→ INPUT MATERIAL
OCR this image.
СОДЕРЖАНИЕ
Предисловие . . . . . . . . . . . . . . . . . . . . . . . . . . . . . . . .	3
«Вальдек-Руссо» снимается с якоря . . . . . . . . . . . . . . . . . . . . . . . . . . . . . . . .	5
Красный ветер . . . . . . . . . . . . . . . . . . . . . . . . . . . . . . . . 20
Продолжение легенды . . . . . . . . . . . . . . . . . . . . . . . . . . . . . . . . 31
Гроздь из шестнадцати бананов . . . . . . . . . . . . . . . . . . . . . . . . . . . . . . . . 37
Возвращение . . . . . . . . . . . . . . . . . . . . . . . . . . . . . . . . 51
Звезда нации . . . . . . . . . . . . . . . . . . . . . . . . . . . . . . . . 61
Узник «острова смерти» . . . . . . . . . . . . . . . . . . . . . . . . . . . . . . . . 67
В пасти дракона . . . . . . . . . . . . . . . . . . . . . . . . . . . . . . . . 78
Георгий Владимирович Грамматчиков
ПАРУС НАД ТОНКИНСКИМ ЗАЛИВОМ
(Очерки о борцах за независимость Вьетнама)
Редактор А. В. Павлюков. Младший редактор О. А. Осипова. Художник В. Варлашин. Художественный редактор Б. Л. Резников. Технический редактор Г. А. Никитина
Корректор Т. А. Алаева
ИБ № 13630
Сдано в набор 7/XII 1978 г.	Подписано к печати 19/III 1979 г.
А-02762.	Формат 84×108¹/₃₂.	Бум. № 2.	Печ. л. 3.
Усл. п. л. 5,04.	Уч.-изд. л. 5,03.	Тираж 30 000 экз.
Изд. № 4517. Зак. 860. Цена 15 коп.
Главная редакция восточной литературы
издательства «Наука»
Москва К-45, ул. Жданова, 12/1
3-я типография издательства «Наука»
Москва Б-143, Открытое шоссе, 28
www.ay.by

--

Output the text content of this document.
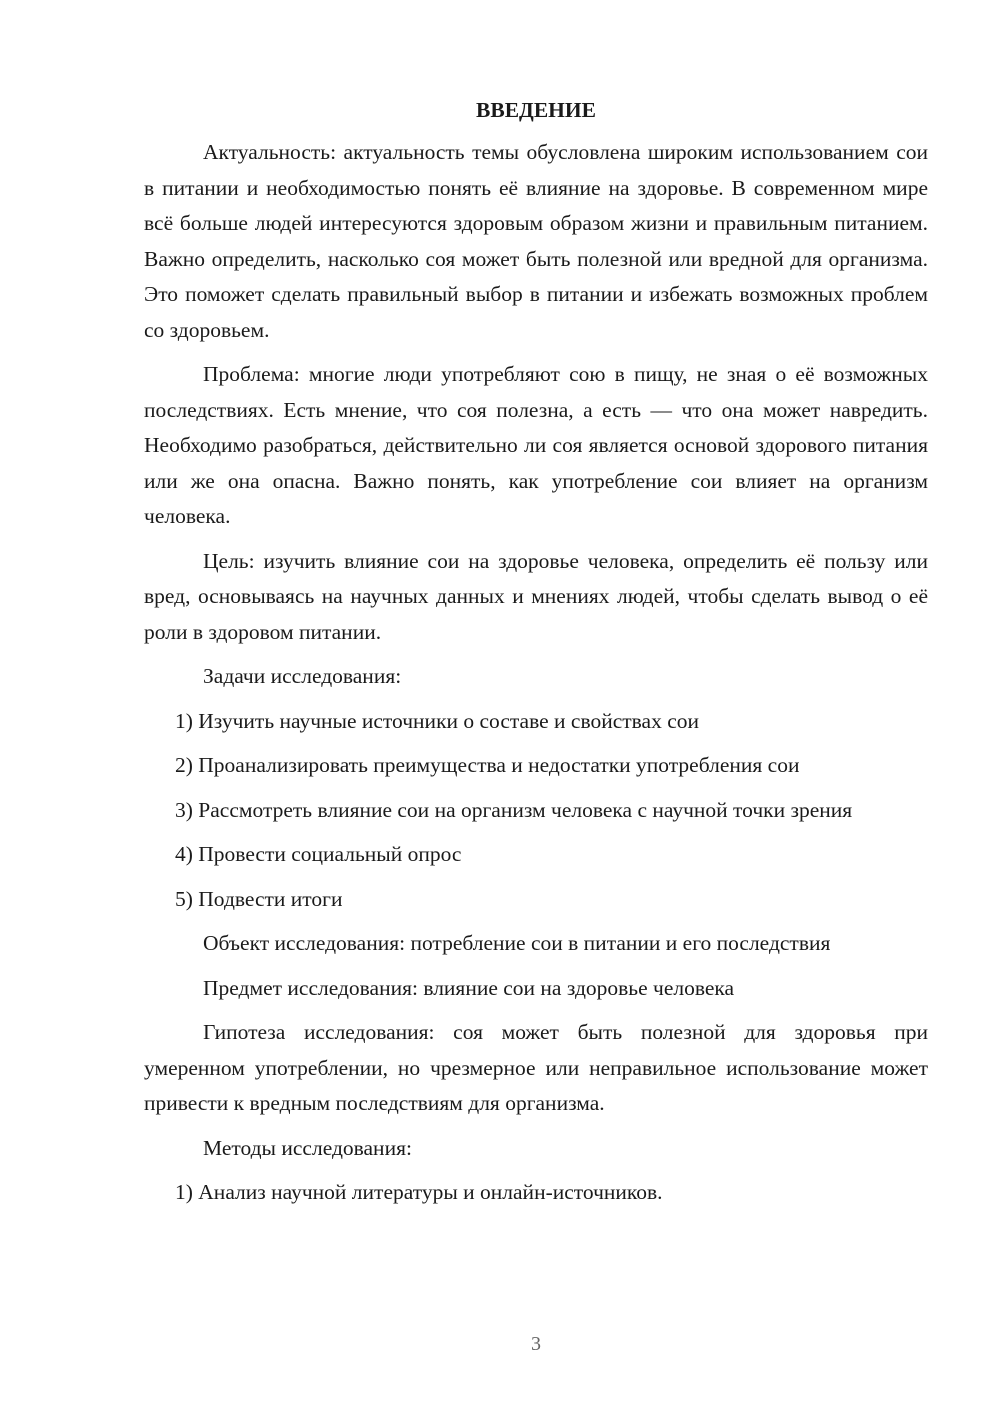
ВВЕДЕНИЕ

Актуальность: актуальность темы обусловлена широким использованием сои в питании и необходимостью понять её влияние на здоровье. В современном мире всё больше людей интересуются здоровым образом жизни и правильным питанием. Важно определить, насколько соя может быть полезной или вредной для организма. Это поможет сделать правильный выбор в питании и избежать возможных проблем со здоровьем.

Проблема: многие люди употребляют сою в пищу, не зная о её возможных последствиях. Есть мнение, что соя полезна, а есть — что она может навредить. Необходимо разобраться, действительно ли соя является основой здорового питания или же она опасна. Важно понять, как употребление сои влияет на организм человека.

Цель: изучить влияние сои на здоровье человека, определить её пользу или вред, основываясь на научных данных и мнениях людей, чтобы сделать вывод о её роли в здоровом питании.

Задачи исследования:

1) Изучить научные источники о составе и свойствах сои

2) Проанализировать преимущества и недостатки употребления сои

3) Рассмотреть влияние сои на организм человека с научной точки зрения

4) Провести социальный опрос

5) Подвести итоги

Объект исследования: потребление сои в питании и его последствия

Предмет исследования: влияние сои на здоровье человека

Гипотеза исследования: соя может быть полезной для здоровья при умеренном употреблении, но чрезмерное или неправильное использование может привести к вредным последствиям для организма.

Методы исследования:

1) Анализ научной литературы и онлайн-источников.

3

→ SHORT EXERCISE
Tally every line of the listing that holds the string "исследования", then give the number by itself.

→ EXPECTED ANSWER
5